• Your task:
Find every line of the listing below where "решение" appears, and copy it.
───── Material provided ─────
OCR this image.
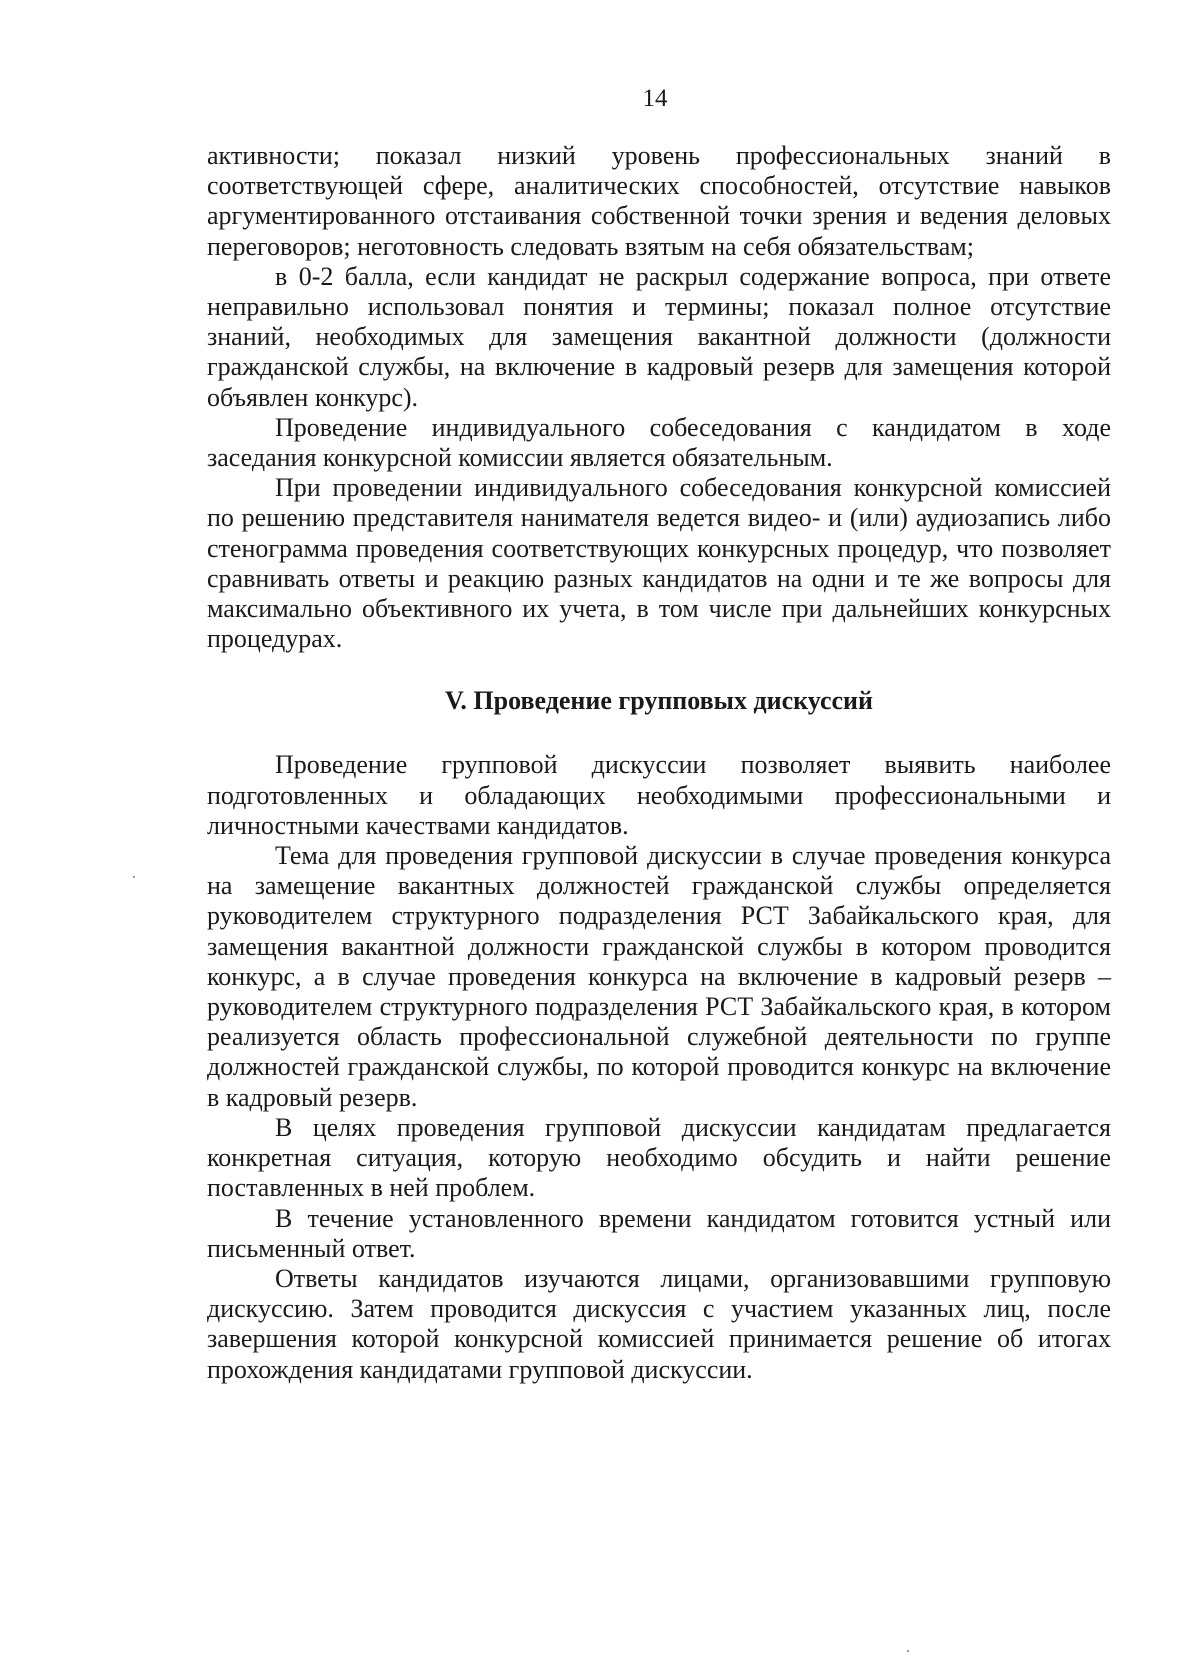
14

активности; показал низкий уровень профессиональных знаний в соответствующей сфере, аналитических способностей, отсутствие навыков аргументированного отстаивания собственной точки зрения и ведения деловых переговоров; неготовность следовать взятым на себя обязательствам;

в 0-2 балла, если кандидат не раскрыл содержание вопроса, при ответе неправильно использовал понятия и термины; показал полное отсутствие знаний, необходимых для замещения вакантной должности (должности гражданской службы, на включение в кадровый резерв для замещения которой объявлен конкурс).

Проведение индивидуального собеседования с кандидатом в ходе заседания конкурсной комиссии является обязательным.

При проведении индивидуального собеседования конкурсной комиссией по решению представителя нанимателя ведется видео- и (или) аудиозапись либо стенограмма проведения соответствующих конкурсных процедур, что позволяет сравнивать ответы и реакцию разных кандидатов на одни и те же вопросы для максимально объективного их учета, в том числе при дальнейших конкурсных процедурах.

V. Проведение групповых дискуссий

Проведение групповой дискуссии позволяет выявить наиболее подготовленных и обладающих необходимыми профессиональными и личностными качествами кандидатов.

Тема для проведения групповой дискуссии в случае проведения конкурса на замещение вакантных должностей гражданской службы определяется руководителем структурного подразделения РСТ Забайкальского края, для замещения вакантной должности гражданской службы в котором проводится конкурс, а в случае проведения конкурса на включение в кадровый резерв – руководителем структурного подразделения РСТ Забайкальского края, в котором реализуется область профессиональной служебной деятельности по группе должностей гражданской службы, по которой проводится конкурс на включение в кадровый резерв.

В целях проведения групповой дискуссии кандидатам предлагается конкретная ситуация, которую необходимо обсудить и найти решение поставленных в ней проблем.

В течение установленного времени кандидатом готовится устный или письменный ответ.

Ответы кандидатов изучаются лицами, организовавшими групповую дискуссию. Затем проводится дискуссия с участием указанных лиц, после завершения которой конкурсной комиссией принимается решение об итогах прохождения кандидатами групповой дискуссии.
─────
• Final result:
В целях проведения групповой дискуссии кандидатам предлагается конкретная ситуация, которую необходимо обсудить и найти решение поставленных в ней проблем.
Ответы кандидатов изучаются лицами, организовавшими групповую дискуссию. Затем проводится дискуссия с участием указанных лиц, после завершения которой конкурсной комиссией принимается решение об итогах прохождения кандидатами групповой дискуссии.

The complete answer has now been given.